___ Data for the task ___

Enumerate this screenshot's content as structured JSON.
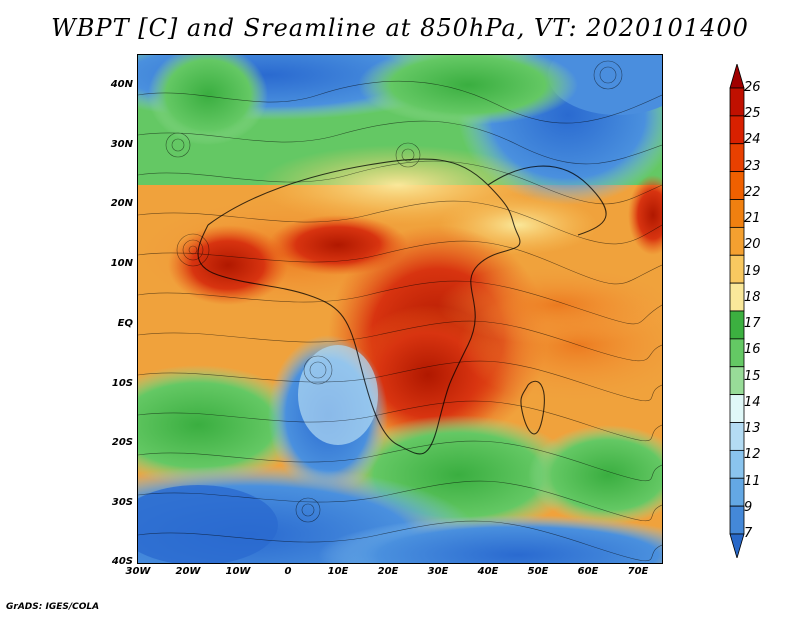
{
  "title": "WBPT [C] and Sreamline at 850hPa, VT: 2020101400",
  "footer": "GrADS: IGES/COLA",
  "lat_labels": [
    "40N",
    "30N",
    "20N",
    "10N",
    "EQ",
    "10S",
    "20S",
    "30S",
    "40S"
  ],
  "lon_labels": [
    "30W",
    "20W",
    "10W",
    "0",
    "10E",
    "20E",
    "30E",
    "40E",
    "50E",
    "60E",
    "70E"
  ],
  "colorbar": {
    "labels": [
      "26",
      "25",
      "24",
      "23",
      "22",
      "21",
      "20",
      "19",
      "18",
      "17",
      "16",
      "15",
      "14",
      "13",
      "12",
      "11",
      "9",
      "7"
    ],
    "colors": [
      "#a00000",
      "#c01000",
      "#d82000",
      "#e84000",
      "#f06000",
      "#f08010",
      "#f4a030",
      "#f8c860",
      "#fae89a",
      "#3cb040",
      "#64c864",
      "#98dc98",
      "#e0f8f8",
      "#b4dcf4",
      "#8ac4ee",
      "#64a8e4",
      "#4488d8",
      "#2868c8"
    ]
  }
}
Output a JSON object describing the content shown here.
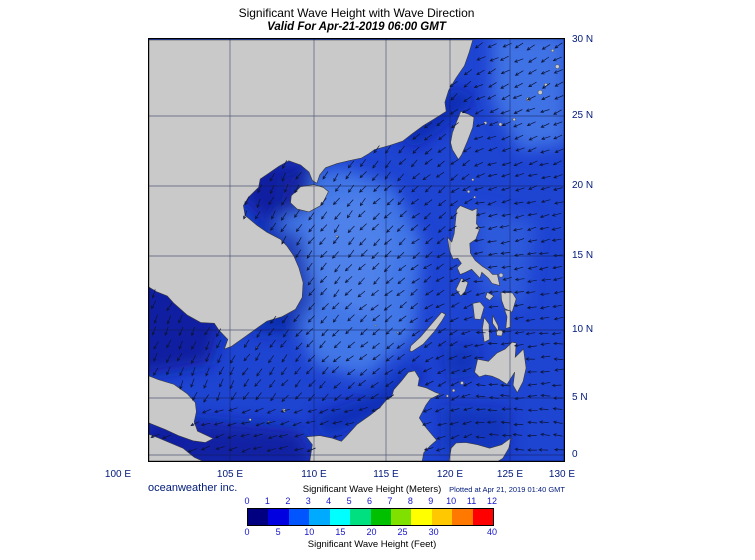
{
  "header": {
    "title": "Significant Wave Height with Wave Direction",
    "subtitle": "Valid For Apr-21-2019 06:00 GMT"
  },
  "map": {
    "x_axis_labels": [
      "100 E",
      "105 E",
      "110 E",
      "115 E",
      "120 E",
      "125 E",
      "130 E"
    ],
    "y_axis_labels": [
      "30 N",
      "25 N",
      "20 N",
      "15 N",
      "10 N",
      "5 N",
      "0"
    ],
    "colors": {
      "land": "#c9c9c9",
      "coastline": "#3a3a3a",
      "ocean_base": "#1e44d2",
      "ocean_light": "#447ae8",
      "ocean_xlight": "#5b8cee",
      "ocean_dark": "#0a1a99",
      "grid": "#141c4a",
      "arrow": "#0c1538",
      "border": "#000000"
    }
  },
  "footer": {
    "credit": "oceanweather inc.",
    "plotted": "Plotted at Apr 21, 2019 01:40 GMT"
  },
  "legend": {
    "title_meters": "Significant Wave Height (Meters)",
    "meters_ticks": [
      "0",
      "1",
      "2",
      "3",
      "4",
      "5",
      "6",
      "7",
      "8",
      "9",
      "10",
      "11",
      "12"
    ],
    "feet_ticks": [
      "0",
      "5",
      "10",
      "15",
      "20",
      "25",
      "30",
      "40"
    ],
    "title_feet": "Significant Wave Height (Feet)",
    "colors": [
      "#000080",
      "#0000e1",
      "#0055ff",
      "#00aaff",
      "#00ffff",
      "#00e080",
      "#00c000",
      "#80e000",
      "#ffff00",
      "#ffc800",
      "#ff7800",
      "#ff0000"
    ],
    "tick_color": "#1414cc"
  }
}
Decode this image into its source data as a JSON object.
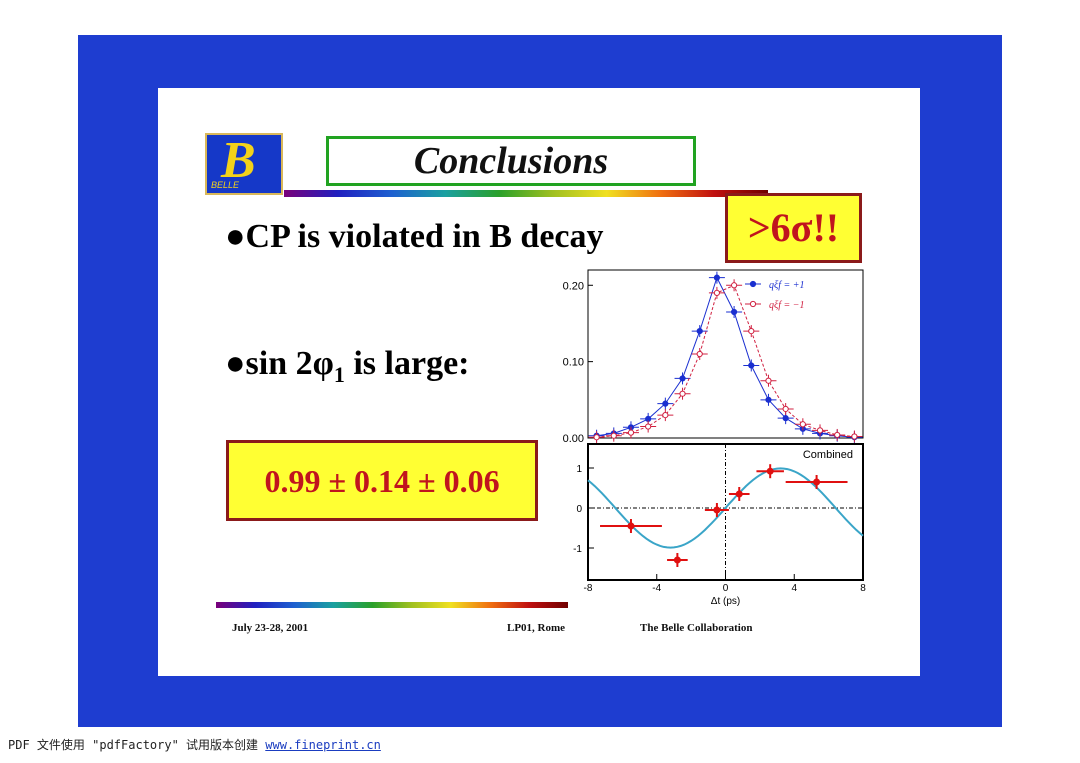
{
  "slide": {
    "logo": {
      "letter": "B",
      "subtext": "BELLE"
    },
    "title": "Conclusions",
    "bullets": [
      {
        "text": "CP is violated in B decay"
      },
      {
        "text_pre": "sin 2φ",
        "subscript": "1",
        "text_post": " is large:"
      }
    ],
    "bullet_symbol": "●",
    "significance": ">6σ!!",
    "result": "0.99 ± 0.14 ± 0.06",
    "footer": {
      "date": "July 23-28, 2001",
      "venue": "LP01,  Rome",
      "collaboration": "The Belle Collaboration"
    }
  },
  "chart_data": [
    {
      "type": "scatter",
      "title": "",
      "y_ticks": [
        "0.20",
        "0.10",
        "0.00"
      ],
      "ylim": [
        0,
        0.22
      ],
      "xlim": [
        -8,
        8
      ],
      "legend": [
        "qξf = +1",
        "qξf = −1"
      ],
      "legend_position": "top-right",
      "series": [
        {
          "name": "qξf = +1",
          "color": "#1a2fd0",
          "x": [
            -7.5,
            -6.5,
            -5.5,
            -4.5,
            -3.5,
            -2.5,
            -1.5,
            -0.5,
            0.5,
            1.5,
            2.5,
            3.5,
            4.5,
            5.5,
            6.5,
            7.5
          ],
          "y": [
            0.003,
            0.006,
            0.014,
            0.025,
            0.045,
            0.078,
            0.14,
            0.21,
            0.165,
            0.095,
            0.05,
            0.026,
            0.012,
            0.006,
            0.003,
            0.001
          ]
        },
        {
          "name": "qξf = −1",
          "color": "#d02040",
          "x": [
            -7.5,
            -6.5,
            -5.5,
            -4.5,
            -3.5,
            -2.5,
            -1.5,
            -0.5,
            0.5,
            1.5,
            2.5,
            3.5,
            4.5,
            5.5,
            6.5,
            7.5
          ],
          "y": [
            0.001,
            0.003,
            0.007,
            0.015,
            0.03,
            0.058,
            0.11,
            0.19,
            0.2,
            0.14,
            0.075,
            0.038,
            0.018,
            0.01,
            0.004,
            0.002
          ]
        }
      ]
    },
    {
      "type": "scatter",
      "title": "Combined",
      "x_ticks": [
        "-8",
        "-4",
        "0",
        "4",
        "8"
      ],
      "y_ticks": [
        "1",
        "0",
        "-1"
      ],
      "xlabel": "Δt (ps)",
      "xlim": [
        -8,
        8
      ],
      "ylim": [
        -1.8,
        1.6
      ],
      "series": [
        {
          "name": "",
          "color": "#e01010",
          "x": [
            -5.5,
            -2.8,
            -0.5,
            0.8,
            2.6,
            5.3
          ],
          "y": [
            -0.45,
            -1.3,
            -0.05,
            0.35,
            0.92,
            0.65
          ],
          "xerr": [
            1.8,
            0.6,
            0.7,
            0.6,
            0.8,
            1.8
          ]
        }
      ]
    }
  ],
  "pdf_notice": {
    "text": "PDF 文件使用 \"pdfFactory\" 试用版本创建 ",
    "link": "www.fineprint.cn"
  }
}
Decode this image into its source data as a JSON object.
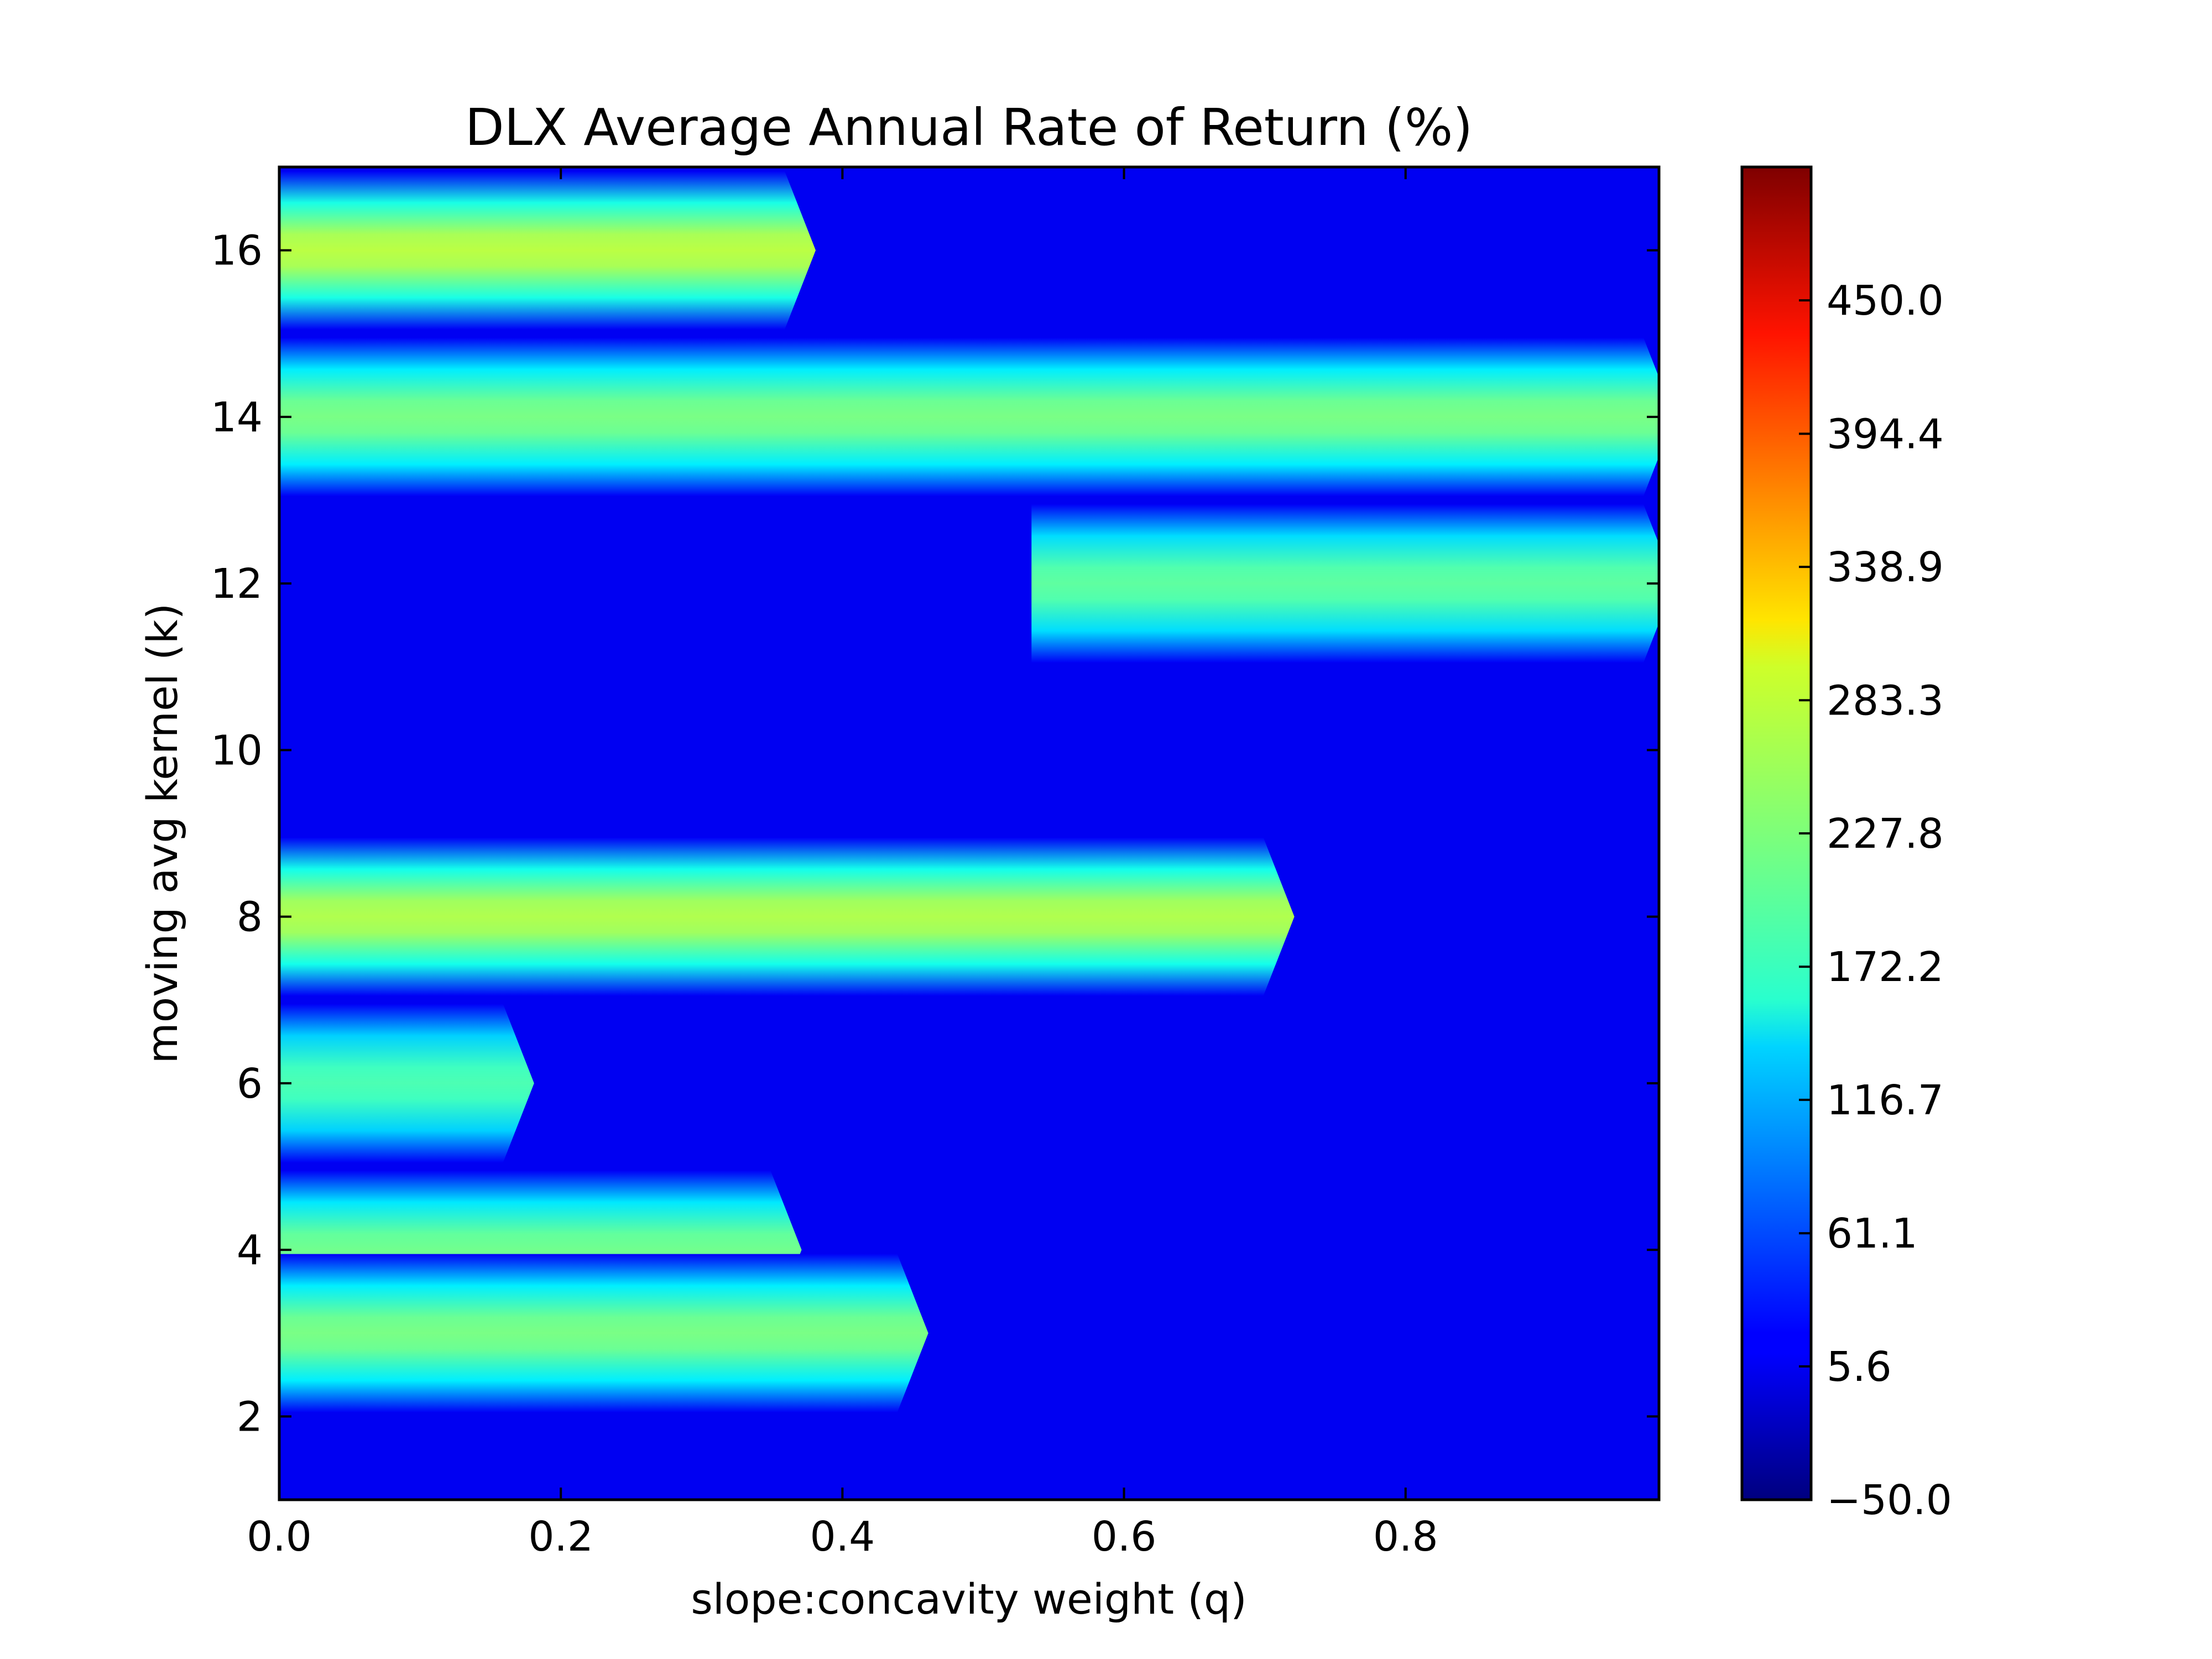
{
  "chart_data": {
    "type": "heatmap",
    "title": "DLX Average Annual Rate of Return (%)",
    "xlabel": "slope:concavity weight (q)",
    "ylabel": "moving avg kernel (k)",
    "xlim": [
      0.0,
      0.98
    ],
    "ylim": [
      1,
      17
    ],
    "x_ticks": [
      "0.0",
      "0.2",
      "0.4",
      "0.6",
      "0.8"
    ],
    "y_ticks": [
      "2",
      "4",
      "6",
      "8",
      "10",
      "12",
      "14",
      "16"
    ],
    "colorbar": {
      "range": [
        -50.0,
        505.6
      ],
      "ticks": [
        "−50.0",
        "5.6",
        "61.1",
        "116.7",
        "172.2",
        "227.8",
        "283.3",
        "338.9",
        "394.4",
        "450.0"
      ],
      "colormap": "jet"
    },
    "baseline_value": 15,
    "bands": [
      {
        "k": 16,
        "q_from": 0.0,
        "q_to": 0.37,
        "peak": 260
      },
      {
        "k": 14,
        "q_from": 0.0,
        "q_to": 0.98,
        "peak": 225
      },
      {
        "k": 12,
        "q_from": 0.55,
        "q_to": 0.98,
        "peak": 210
      },
      {
        "k": 8,
        "q_from": 0.0,
        "q_to": 0.71,
        "peak": 255
      },
      {
        "k": 6,
        "q_from": 0.0,
        "q_to": 0.17,
        "peak": 200
      },
      {
        "k": 4,
        "q_from": 0.0,
        "q_to": 0.36,
        "peak": 220
      },
      {
        "k": 3,
        "q_from": 0.0,
        "q_to": 0.45,
        "peak": 225
      }
    ]
  }
}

___

Written exercise:
Scan the listing above. Collect all lines with the word "Height".

Solution to this problem:
    "title": "Significant Wave Height with Wave Direction",
    "title_meters": "Significant Wave Height (Meters)",
    "title_feet": "Significant Wave Height (Feet)",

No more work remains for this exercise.